> WHAT THE TASK ASKS: Copy all of the material word for word, except for the pictures.

Collection entries
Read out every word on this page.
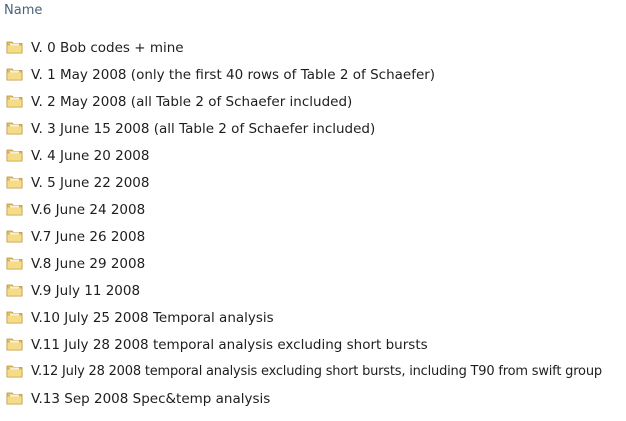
Name
V. 0 Bob codes + mine
V. 1 May 2008 (only the first 40 rows of Table 2 of Schaefer)
V. 2 May 2008 (all Table 2 of Schaefer included)
V. 3 June 15 2008 (all Table 2 of Schaefer included)
V. 4 June 20 2008
V. 5 June 22 2008
V.6 June 24 2008
V.7 June 26 2008
V.8 June 29 2008
V.9 July 11 2008
V.10 July 25 2008 Temporal analysis
V.11 July 28 2008 temporal analysis excluding short bursts
V.12 July 28 2008 temporal analysis excluding short bursts, including T90 from swift group
V.13 Sep 2008 Spec&temp analysis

> COMPLETE OUTPUT:
Read out every word on this page.
Name
V. 0 Bob codes + mine
V. 1 May 2008 (only the first 40 rows of Table 2 of Schaefer)
V. 2 May 2008 (all Table 2 of Schaefer included)
V. 3 June 15 2008 (all Table 2 of Schaefer included)
V. 4 June 20 2008
V. 5 June 22 2008
V.6 June 24 2008
V.7 June 26 2008
V.8 June 29 2008
V.9 July 11 2008
V.10 July 25 2008 Temporal analysis
V.11 July 28 2008 temporal analysis excluding short bursts
V.12 July 28 2008 temporal analysis excluding short bursts, including T90 from swift group
V.13 Sep 2008 Spec&temp analysis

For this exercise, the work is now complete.